> Direction
Report all lines holding "path".

> Data to process

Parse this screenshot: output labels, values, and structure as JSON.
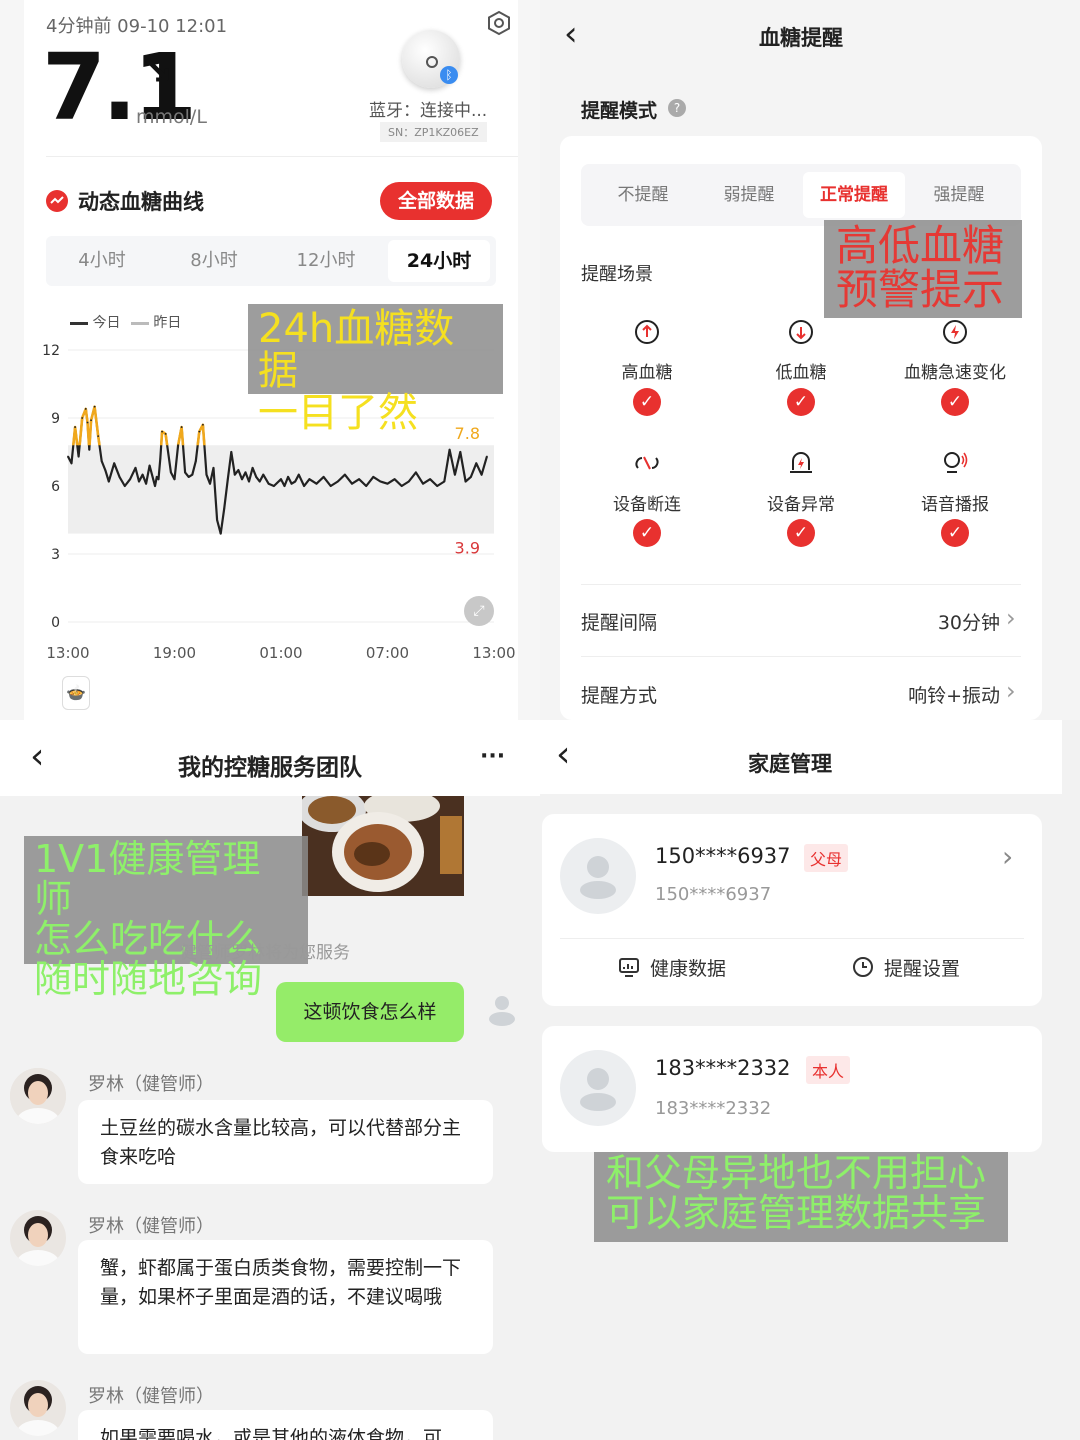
{
  "glucose": {
    "timestamp": "4分钟前 09-10 12:01",
    "value": "7.1",
    "trend_arrow": "↘",
    "unit": "mmol/L",
    "bluetooth_status": "蓝牙：连接中...",
    "serial": "SN：ZP1KZ06EZ",
    "section_title": "动态血糖曲线",
    "all_data_button": "全部数据",
    "range_tabs": [
      "4小时",
      "8小时",
      "12小时",
      "24小时"
    ],
    "active_tab": "24小时",
    "legend_today": "今日",
    "legend_yesterday": "昨日",
    "overlay_line1": "24h血糖数据",
    "overlay_line2": "一目了然"
  },
  "chart_data": {
    "type": "line",
    "xlabel": "",
    "ylabel": "",
    "y_ticks": [
      "12",
      "9",
      "6",
      "3",
      "0"
    ],
    "x_ticks": [
      "13:00",
      "19:00",
      "01:00",
      "07:00",
      "13:00"
    ],
    "ylim": [
      0,
      12
    ],
    "target_range": [
      3.9,
      7.8
    ],
    "high_threshold_label": "7.8",
    "low_threshold_label": "3.9",
    "high_color": "#f0a81c",
    "low_color": "#d9383a",
    "line_color": "#222222",
    "series": [
      {
        "name": "今日",
        "x": [
          0,
          0.2,
          0.4,
          0.6,
          0.8,
          1.0,
          1.1,
          1.2,
          1.3,
          1.5,
          1.7,
          1.9,
          2.1,
          2.3,
          2.6,
          2.9,
          3.2,
          3.5,
          3.8,
          4.0,
          4.2,
          4.4,
          4.6,
          4.8,
          4.9,
          5.0,
          5.1,
          5.2,
          5.3,
          5.5,
          5.8,
          6.0,
          6.2,
          6.4,
          6.6,
          6.8,
          7.0,
          7.2,
          7.4,
          7.6,
          7.8,
          8.0,
          8.2,
          8.4,
          8.6,
          8.8,
          9.0,
          9.2,
          9.4,
          9.6,
          9.8,
          10.0,
          10.2,
          10.4,
          10.6,
          10.8,
          11.0,
          11.3,
          11.6,
          12.0,
          12.2,
          12.4,
          12.6,
          12.8,
          13.0,
          13.3,
          13.6,
          14.0,
          14.4,
          14.8,
          15.2,
          15.6,
          16.0,
          16.4,
          16.8,
          17.2,
          17.6,
          18.0,
          18.4,
          18.8,
          19.2,
          19.6,
          20.0,
          20.4,
          20.8,
          21.2,
          21.5,
          21.8,
          22.1,
          22.4,
          22.7,
          23.0,
          23.3,
          23.6
        ],
        "values": [
          7.3,
          7.0,
          8.6,
          7.3,
          9.0,
          9.4,
          8.8,
          7.6,
          8.9,
          9.5,
          8.2,
          7.1,
          6.7,
          6.2,
          7.0,
          6.4,
          6.0,
          6.3,
          6.8,
          6.2,
          6.5,
          6.1,
          6.9,
          6.3,
          6.0,
          6.4,
          6.3,
          7.2,
          8.4,
          8.3,
          6.6,
          6.3,
          7.8,
          8.6,
          6.6,
          6.4,
          6.5,
          7.1,
          8.4,
          8.7,
          6.5,
          6.1,
          6.8,
          4.5,
          3.9,
          5.0,
          6.3,
          7.5,
          6.5,
          6.7,
          6.3,
          6.6,
          6.2,
          6.8,
          6.4,
          6.2,
          6.5,
          6.1,
          6.0,
          6.3,
          6.0,
          6.4,
          6.1,
          6.2,
          6.5,
          6.0,
          6.3,
          6.1,
          6.4,
          6.0,
          6.2,
          6.5,
          6.1,
          6.3,
          6.0,
          6.4,
          6.2,
          6.1,
          6.3,
          6.0,
          6.2,
          6.6,
          6.1,
          6.3,
          6.0,
          6.2,
          7.6,
          6.5,
          7.5,
          6.2,
          6.4,
          7.0,
          6.5,
          7.3
        ]
      }
    ]
  },
  "reminder": {
    "title": "血糖提醒",
    "mode_label": "提醒模式",
    "modes": [
      "不提醒",
      "弱提醒",
      "正常提醒",
      "强提醒"
    ],
    "active_mode": "正常提醒",
    "scene_label": "提醒场景",
    "overlay_line1": "高低血糖",
    "overlay_line2": "预警提示",
    "scenes": [
      {
        "label": "高血糖",
        "icon": "arrow-up-icon",
        "checked": "✓"
      },
      {
        "label": "低血糖",
        "icon": "arrow-down-icon",
        "checked": "✓"
      },
      {
        "label": "血糖急速变化",
        "icon": "lightning-icon",
        "checked": "✓"
      },
      {
        "label": "设备断连",
        "icon": "broken-link-icon",
        "checked": "✓"
      },
      {
        "label": "设备异常",
        "icon": "device-alert-icon",
        "checked": "✓"
      },
      {
        "label": "语音播报",
        "icon": "voice-icon",
        "checked": "✓"
      }
    ],
    "interval_label": "提醒间隔",
    "interval_value": "30分钟",
    "method_label": "提醒方式",
    "method_value": "响铃+振动"
  },
  "team": {
    "title": "我的控糖服务团队",
    "more": "···",
    "overlay_line1": "1V1健康管理师",
    "overlay_line2": "怎么吃吃什么",
    "overlay_line3": "随时随地咨询",
    "system_notice": "健管师罗林将为您服务",
    "user_message": "这顿饮食怎么样",
    "messages": [
      {
        "sender": "罗林（健管师）",
        "text": "土豆丝的碳水含量比较高，可以代替部分主食来吃哈"
      },
      {
        "sender": "罗林（健管师）",
        "text": "蟹，虾都属于蛋白质类食物，需要控制一下量，如果杯子里面是酒的话，不建议喝哦"
      },
      {
        "sender": "罗林（健管师）",
        "text": "如果需要喝水，或是其他的液体食物，可"
      }
    ]
  },
  "family": {
    "title": "家庭管理",
    "members": [
      {
        "phone": "150****6937",
        "sub": "150****6937",
        "tag": "父母"
      },
      {
        "phone": "183****2332",
        "sub": "183****2332",
        "tag": "本人"
      }
    ],
    "health_data": "健康数据",
    "reminder_settings": "提醒设置",
    "overlay_line1": "和父母异地也不用担心",
    "overlay_line2": "可以家庭管理数据共享"
  },
  "colors": {
    "accent_red": "#e8312f",
    "overlay_yellow": "#f5e020",
    "overlay_red": "#e53935",
    "overlay_green": "#8ef06a",
    "chat_green": "#95ec69"
  }
}
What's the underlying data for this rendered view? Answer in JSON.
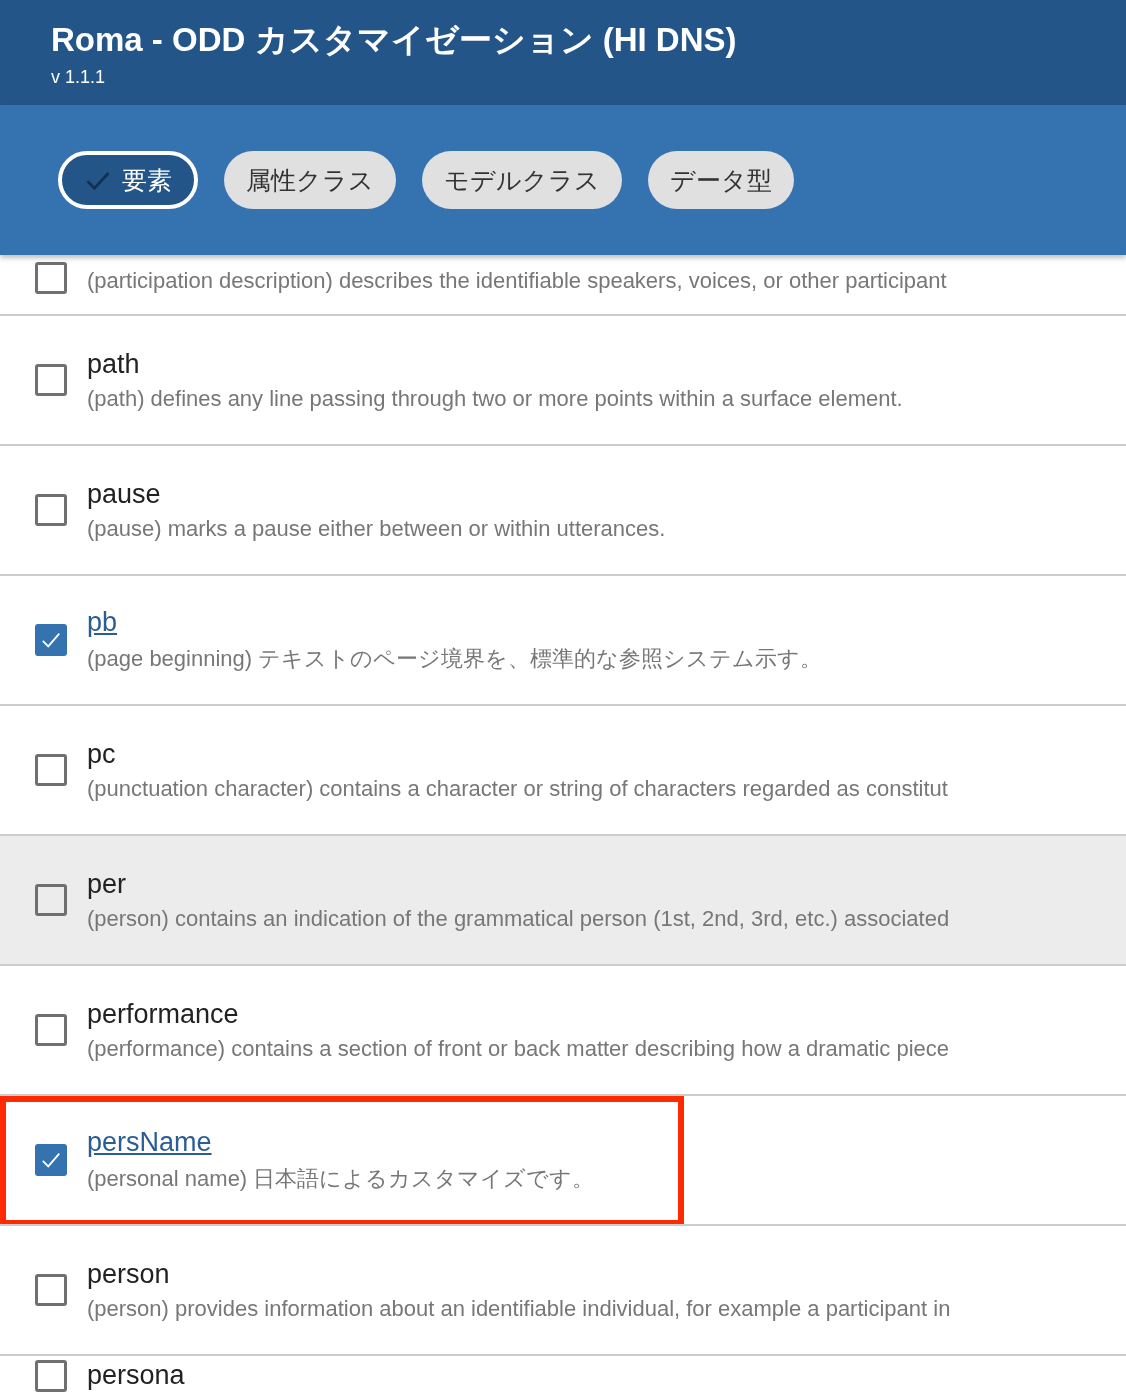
{
  "header": {
    "title": "Roma - ODD カスタマイゼーション (HI DNS)",
    "version": "v 1.1.1"
  },
  "filters": [
    {
      "label": "要素",
      "selected": true
    },
    {
      "label": "属性クラス",
      "selected": false
    },
    {
      "label": "モデルクラス",
      "selected": false
    },
    {
      "label": "データ型",
      "selected": false
    }
  ],
  "elements": [
    {
      "kind": "cut_top",
      "description": "(participation description) describes the identifiable speakers, voices, or other participant",
      "checked": false,
      "hovered": false,
      "annotated": false
    },
    {
      "kind": "full",
      "name": "path",
      "description": "(path) defines any line passing through two or more points within a surface element.",
      "checked": false,
      "hovered": false,
      "annotated": false
    },
    {
      "kind": "full",
      "name": "pause",
      "description": "(pause) marks a pause either between or within utterances.",
      "checked": false,
      "hovered": false,
      "annotated": false
    },
    {
      "kind": "full",
      "name": "pb",
      "description": "(page beginning) テキストのページ境界を、標準的な参照システム示す。",
      "checked": true,
      "hovered": false,
      "annotated": false
    },
    {
      "kind": "full",
      "name": "pc",
      "description": "(punctuation character) contains a character or string of characters regarded as constitut",
      "checked": false,
      "hovered": false,
      "annotated": false
    },
    {
      "kind": "full",
      "name": "per",
      "description": "(person) contains an indication of the grammatical person (1st, 2nd, 3rd, etc.) associated",
      "checked": false,
      "hovered": true,
      "annotated": false
    },
    {
      "kind": "full",
      "name": "performance",
      "description": "(performance) contains a section of front or back matter describing how a dramatic piece",
      "checked": false,
      "hovered": false,
      "annotated": false
    },
    {
      "kind": "full",
      "name": "persName",
      "description": "(personal name) 日本語によるカスタマイズです。",
      "checked": true,
      "hovered": false,
      "annotated": true
    },
    {
      "kind": "full",
      "name": "person",
      "description": "(person) provides information about an identifiable individual, for example a participant in",
      "checked": false,
      "hovered": false,
      "annotated": false
    },
    {
      "kind": "cut_bottom",
      "name": "persona",
      "checked": false,
      "hovered": false,
      "annotated": false
    }
  ]
}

> Exercise output
      "name": "path",
      "description": "(path) defines any line passing through two or more points within a surface element.",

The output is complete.